#### Exercise prompt
Copy down every line where the string "removal" shows up.
--- start Records provided ---
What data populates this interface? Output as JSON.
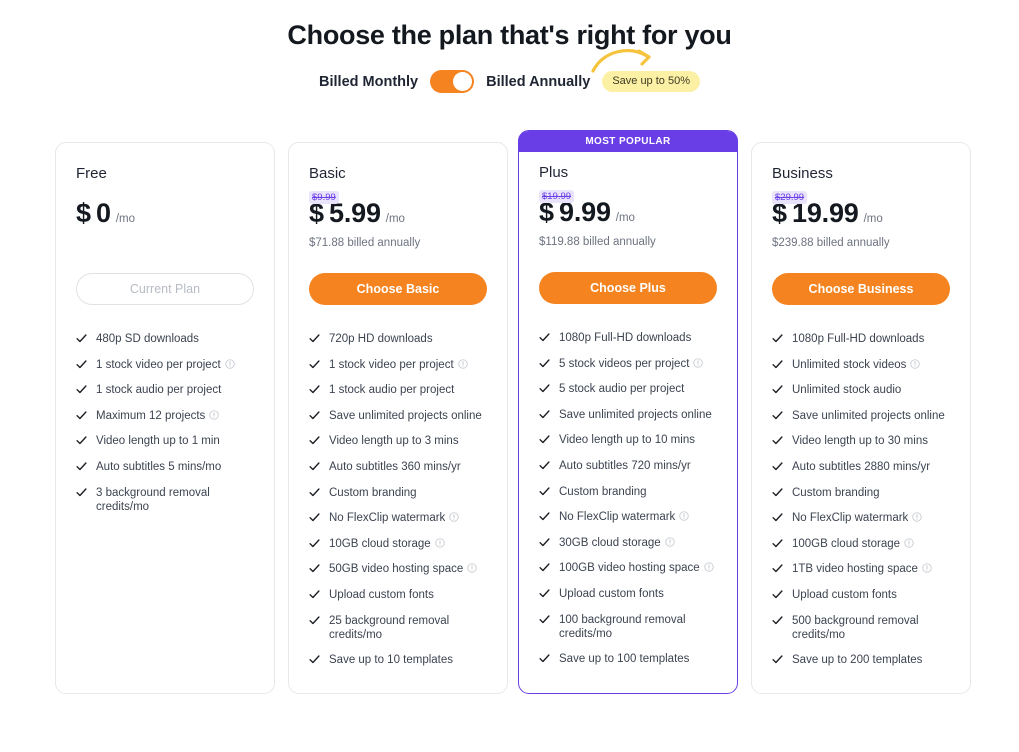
{
  "header": {
    "title": "Choose the plan that's right for you"
  },
  "billing": {
    "monthly_label": "Billed Monthly",
    "annually_label": "Billed Annually",
    "toggle_state": "annually",
    "save_badge": "Save up to 50%",
    "colors": {
      "toggle_track": "#f5831f",
      "toggle_knob": "#ffffff",
      "badge_bg": "#fcf0a5",
      "arrow": "#f6c33d"
    }
  },
  "colors": {
    "accent_orange": "#f5831f",
    "accent_purple": "#6a3ee6",
    "old_price_bg": "#e9e3fb",
    "card_border": "#e6e8ec",
    "text_dark": "#1f2533",
    "text_muted": "#6d7380"
  },
  "plans": [
    {
      "name": "Free",
      "currency": "$",
      "price": "0",
      "period": "/mo",
      "old_price": "",
      "billed_note": "",
      "cta_label": "Current Plan",
      "cta_state": "disabled",
      "popular": false,
      "badge": "",
      "features": [
        {
          "text": "480p SD downloads",
          "info": false
        },
        {
          "text": "1 stock video per project",
          "info": true
        },
        {
          "text": "1 stock audio per project",
          "info": false
        },
        {
          "text": "Maximum 12 projects",
          "info": true
        },
        {
          "text": "Video length up to 1 min",
          "info": false
        },
        {
          "text": "Auto subtitles 5 mins/mo",
          "info": false
        },
        {
          "text": "3 background removal credits/mo",
          "info": false
        }
      ]
    },
    {
      "name": "Basic",
      "currency": "$",
      "price": "5.99",
      "period": "/mo",
      "old_price": "$9.99",
      "billed_note": "$71.88 billed annually",
      "cta_label": "Choose Basic",
      "cta_state": "active",
      "popular": false,
      "badge": "",
      "features": [
        {
          "text": "720p HD downloads",
          "info": false
        },
        {
          "text": "1 stock video per project",
          "info": true
        },
        {
          "text": "1 stock audio per project",
          "info": false
        },
        {
          "text": "Save unlimited projects online",
          "info": false
        },
        {
          "text": "Video length up to 3 mins",
          "info": false
        },
        {
          "text": "Auto subtitles 360 mins/yr",
          "info": false
        },
        {
          "text": "Custom branding",
          "info": false
        },
        {
          "text": "No FlexClip watermark",
          "info": true
        },
        {
          "text": "10GB cloud storage",
          "info": true
        },
        {
          "text": "50GB video hosting space",
          "info": true
        },
        {
          "text": "Upload custom fonts",
          "info": false
        },
        {
          "text": "25 background removal credits/mo",
          "info": false
        },
        {
          "text": "Save up to 10 templates",
          "info": false
        }
      ]
    },
    {
      "name": "Plus",
      "currency": "$",
      "price": "9.99",
      "period": "/mo",
      "old_price": "$19.99",
      "billed_note": "$119.88 billed annually",
      "cta_label": "Choose Plus",
      "cta_state": "active",
      "popular": true,
      "badge": "MOST POPULAR",
      "features": [
        {
          "text": "1080p Full-HD downloads",
          "info": false
        },
        {
          "text": "5 stock videos per project",
          "info": true
        },
        {
          "text": "5 stock audio per project",
          "info": false
        },
        {
          "text": "Save unlimited projects online",
          "info": false
        },
        {
          "text": "Video length up to 10 mins",
          "info": false
        },
        {
          "text": "Auto subtitles 720 mins/yr",
          "info": false
        },
        {
          "text": "Custom branding",
          "info": false
        },
        {
          "text": "No FlexClip watermark",
          "info": true
        },
        {
          "text": "30GB cloud storage",
          "info": true
        },
        {
          "text": "100GB video hosting space",
          "info": true
        },
        {
          "text": "Upload custom fonts",
          "info": false
        },
        {
          "text": "100 background removal credits/mo",
          "info": false
        },
        {
          "text": "Save up to 100 templates",
          "info": false
        }
      ]
    },
    {
      "name": "Business",
      "currency": "$",
      "price": "19.99",
      "period": "/mo",
      "old_price": "$29.99",
      "billed_note": "$239.88 billed annually",
      "cta_label": "Choose Business",
      "cta_state": "active",
      "popular": false,
      "badge": "",
      "features": [
        {
          "text": "1080p Full-HD downloads",
          "info": false
        },
        {
          "text": "Unlimited stock videos",
          "info": true
        },
        {
          "text": "Unlimited stock audio",
          "info": false
        },
        {
          "text": "Save unlimited projects online",
          "info": false
        },
        {
          "text": "Video length up to 30 mins",
          "info": false
        },
        {
          "text": "Auto subtitles 2880 mins/yr",
          "info": false
        },
        {
          "text": "Custom branding",
          "info": false
        },
        {
          "text": "No FlexClip watermark",
          "info": true
        },
        {
          "text": "100GB cloud storage",
          "info": true
        },
        {
          "text": "1TB video hosting space",
          "info": true
        },
        {
          "text": "Upload custom fonts",
          "info": false
        },
        {
          "text": "500 background removal credits/mo",
          "info": false
        },
        {
          "text": "Save up to 200 templates",
          "info": false
        }
      ]
    }
  ]
}
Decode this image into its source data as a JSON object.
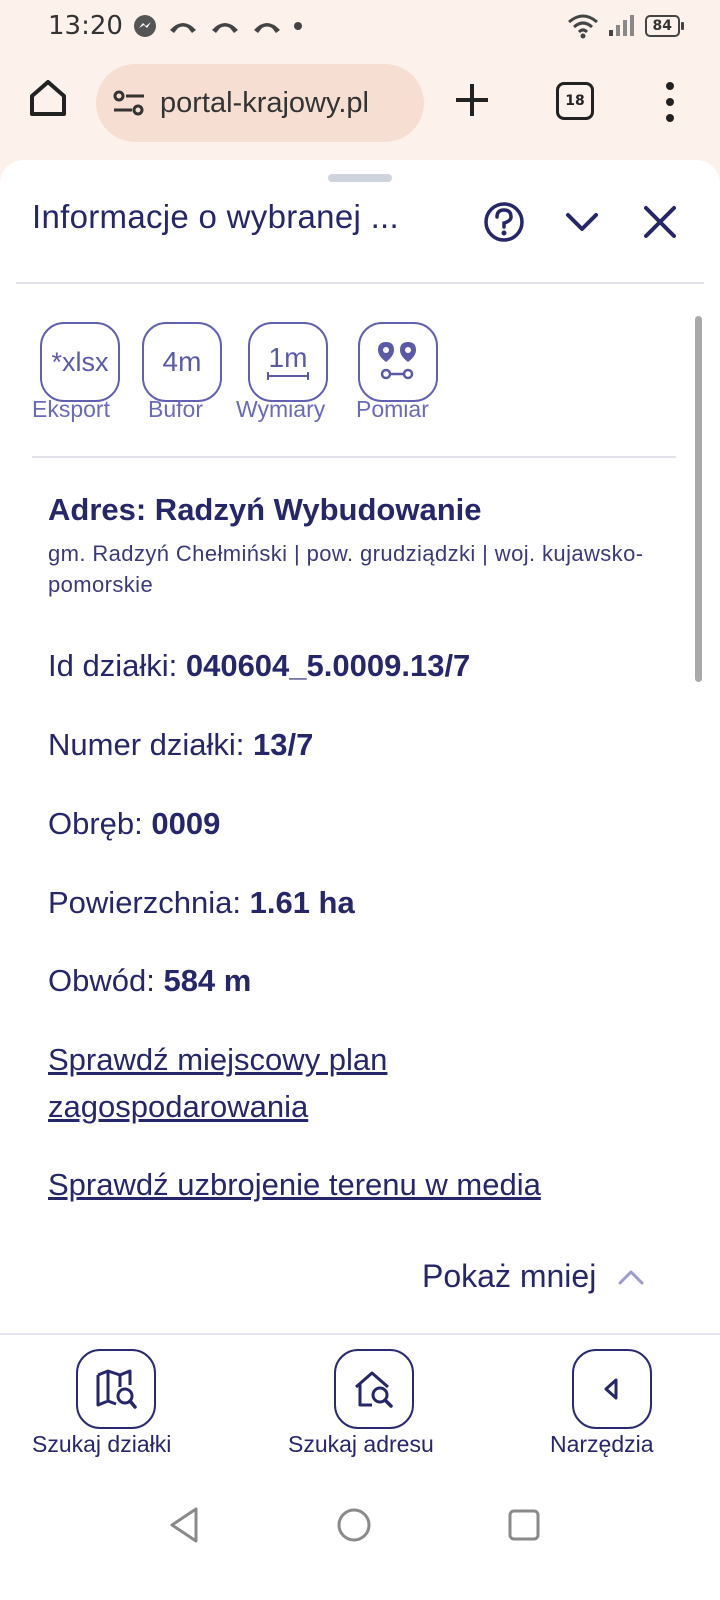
{
  "status_bar": {
    "time": "13:20",
    "battery": "84"
  },
  "browser": {
    "url": "portal-krajowy.pl",
    "tab_count": "18"
  },
  "panel": {
    "title": "Informacje o wybranej ...",
    "tools": [
      {
        "icon_text": "*xlsx",
        "label": "Eksport"
      },
      {
        "icon_text": "4m",
        "label": "Bufor"
      },
      {
        "icon_text": "1m",
        "label": "Wymiary"
      },
      {
        "icon_text": "",
        "label": "Pomiar"
      }
    ],
    "address_title": "Adres: Radzyń Wybudowanie",
    "address_sub": "gm. Radzyń Chełmiński | pow. grudziądzki | woj. kujawsko-pomorskie",
    "fields": [
      {
        "label": "Id działki: ",
        "value": "040604_5.0009.13/7"
      },
      {
        "label": "Numer działki: ",
        "value": "13/7"
      },
      {
        "label": "Obręb: ",
        "value": "0009"
      },
      {
        "label": "Powierzchnia: ",
        "value": "1.61 ha"
      },
      {
        "label": "Obwód: ",
        "value": "584 m"
      }
    ],
    "links": [
      "Sprawdź miejscowy plan zagospodarowania",
      "Sprawdź uzbrojenie terenu w media"
    ],
    "show_less": "Pokaż mniej"
  },
  "bottom_nav": [
    {
      "label": "Szukaj działki"
    },
    {
      "label": "Szukaj adresu"
    },
    {
      "label": "Narzędzia"
    }
  ],
  "colors": {
    "primary": "#26266a",
    "accent": "#6260b0"
  }
}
--- end Records provided ---
#### Output for this exercise
          "text": "3 background removal credits/mo",
          "text": "25 background removal credits/mo",
          "text": "100 background removal credits/mo",
          "text": "500 background removal credits/mo",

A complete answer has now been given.